Figure contents as structured data
★ ★ ★ ★ ★ ★ ★

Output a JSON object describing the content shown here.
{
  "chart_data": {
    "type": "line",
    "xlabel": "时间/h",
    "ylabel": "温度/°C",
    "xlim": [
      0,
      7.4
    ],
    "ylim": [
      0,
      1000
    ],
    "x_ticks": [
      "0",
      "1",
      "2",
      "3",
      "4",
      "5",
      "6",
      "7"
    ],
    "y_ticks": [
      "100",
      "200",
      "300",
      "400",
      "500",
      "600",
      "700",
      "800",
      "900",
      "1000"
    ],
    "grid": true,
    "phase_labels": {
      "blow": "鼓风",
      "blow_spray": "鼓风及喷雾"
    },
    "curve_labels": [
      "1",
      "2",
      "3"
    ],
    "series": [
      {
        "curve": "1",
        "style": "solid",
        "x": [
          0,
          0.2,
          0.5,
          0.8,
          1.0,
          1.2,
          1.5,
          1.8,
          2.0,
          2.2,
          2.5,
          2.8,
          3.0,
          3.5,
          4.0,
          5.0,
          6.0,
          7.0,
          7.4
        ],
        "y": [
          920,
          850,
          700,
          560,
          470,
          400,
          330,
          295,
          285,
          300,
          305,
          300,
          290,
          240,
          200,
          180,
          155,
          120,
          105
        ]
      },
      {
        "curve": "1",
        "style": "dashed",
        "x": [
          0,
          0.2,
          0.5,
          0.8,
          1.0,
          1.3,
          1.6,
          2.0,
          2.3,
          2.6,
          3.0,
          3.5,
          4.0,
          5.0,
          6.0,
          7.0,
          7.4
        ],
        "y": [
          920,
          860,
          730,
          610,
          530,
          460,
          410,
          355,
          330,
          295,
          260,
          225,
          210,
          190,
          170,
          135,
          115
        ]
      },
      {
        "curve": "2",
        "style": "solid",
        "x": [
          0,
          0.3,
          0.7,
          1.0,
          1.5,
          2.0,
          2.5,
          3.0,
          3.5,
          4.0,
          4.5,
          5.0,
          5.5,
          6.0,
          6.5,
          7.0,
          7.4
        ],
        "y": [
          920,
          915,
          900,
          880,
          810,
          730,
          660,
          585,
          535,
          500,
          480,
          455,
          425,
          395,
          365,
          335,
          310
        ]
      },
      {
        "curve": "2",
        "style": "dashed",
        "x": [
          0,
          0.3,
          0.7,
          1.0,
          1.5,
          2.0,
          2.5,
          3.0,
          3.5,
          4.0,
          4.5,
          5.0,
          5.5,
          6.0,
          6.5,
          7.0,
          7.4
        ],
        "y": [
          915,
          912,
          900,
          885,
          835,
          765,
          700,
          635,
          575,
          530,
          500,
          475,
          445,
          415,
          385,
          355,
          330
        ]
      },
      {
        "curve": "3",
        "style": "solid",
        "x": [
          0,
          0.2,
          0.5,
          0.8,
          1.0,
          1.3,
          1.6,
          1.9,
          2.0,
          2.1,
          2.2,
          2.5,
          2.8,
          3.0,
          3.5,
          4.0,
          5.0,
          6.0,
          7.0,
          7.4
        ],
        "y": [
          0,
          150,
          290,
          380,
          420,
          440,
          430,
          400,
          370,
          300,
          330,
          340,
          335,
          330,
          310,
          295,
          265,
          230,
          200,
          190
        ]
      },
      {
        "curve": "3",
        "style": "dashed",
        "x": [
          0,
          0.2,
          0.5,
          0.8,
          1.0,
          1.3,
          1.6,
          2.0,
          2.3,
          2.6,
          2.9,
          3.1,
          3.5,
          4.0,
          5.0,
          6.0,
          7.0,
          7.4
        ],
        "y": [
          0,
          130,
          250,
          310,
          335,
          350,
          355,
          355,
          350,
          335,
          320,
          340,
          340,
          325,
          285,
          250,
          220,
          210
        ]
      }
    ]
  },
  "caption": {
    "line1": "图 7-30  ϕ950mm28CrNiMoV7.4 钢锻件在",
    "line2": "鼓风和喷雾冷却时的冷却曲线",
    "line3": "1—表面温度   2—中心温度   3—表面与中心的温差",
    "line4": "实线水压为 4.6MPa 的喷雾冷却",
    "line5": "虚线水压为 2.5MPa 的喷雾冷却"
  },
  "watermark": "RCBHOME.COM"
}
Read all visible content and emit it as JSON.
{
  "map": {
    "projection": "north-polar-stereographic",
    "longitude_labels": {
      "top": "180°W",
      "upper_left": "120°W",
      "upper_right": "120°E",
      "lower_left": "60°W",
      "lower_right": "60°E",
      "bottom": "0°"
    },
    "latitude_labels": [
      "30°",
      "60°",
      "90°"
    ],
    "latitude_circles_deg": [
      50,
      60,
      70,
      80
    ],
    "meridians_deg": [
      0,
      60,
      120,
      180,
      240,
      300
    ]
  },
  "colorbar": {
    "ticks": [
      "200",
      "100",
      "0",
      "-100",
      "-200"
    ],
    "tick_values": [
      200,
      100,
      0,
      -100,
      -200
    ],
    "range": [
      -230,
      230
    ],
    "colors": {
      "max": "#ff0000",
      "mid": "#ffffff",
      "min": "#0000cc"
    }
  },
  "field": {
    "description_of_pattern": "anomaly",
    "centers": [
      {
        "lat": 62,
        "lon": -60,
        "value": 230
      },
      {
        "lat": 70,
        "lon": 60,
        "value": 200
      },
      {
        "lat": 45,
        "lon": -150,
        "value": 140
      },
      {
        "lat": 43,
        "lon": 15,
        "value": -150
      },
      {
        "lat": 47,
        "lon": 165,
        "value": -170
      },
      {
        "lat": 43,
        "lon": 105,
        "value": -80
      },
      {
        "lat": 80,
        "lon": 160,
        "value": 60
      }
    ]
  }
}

★ ★ ★ ★ ★ ★ ★

### What to produce
Collect every line above that contains the word "的喷雾冷却".

### Problem solution
    "line4": "实线水压为 4.6MPa 的喷雾冷却",
    "line5": "虚线水压为 2.5MPa 的喷雾冷却"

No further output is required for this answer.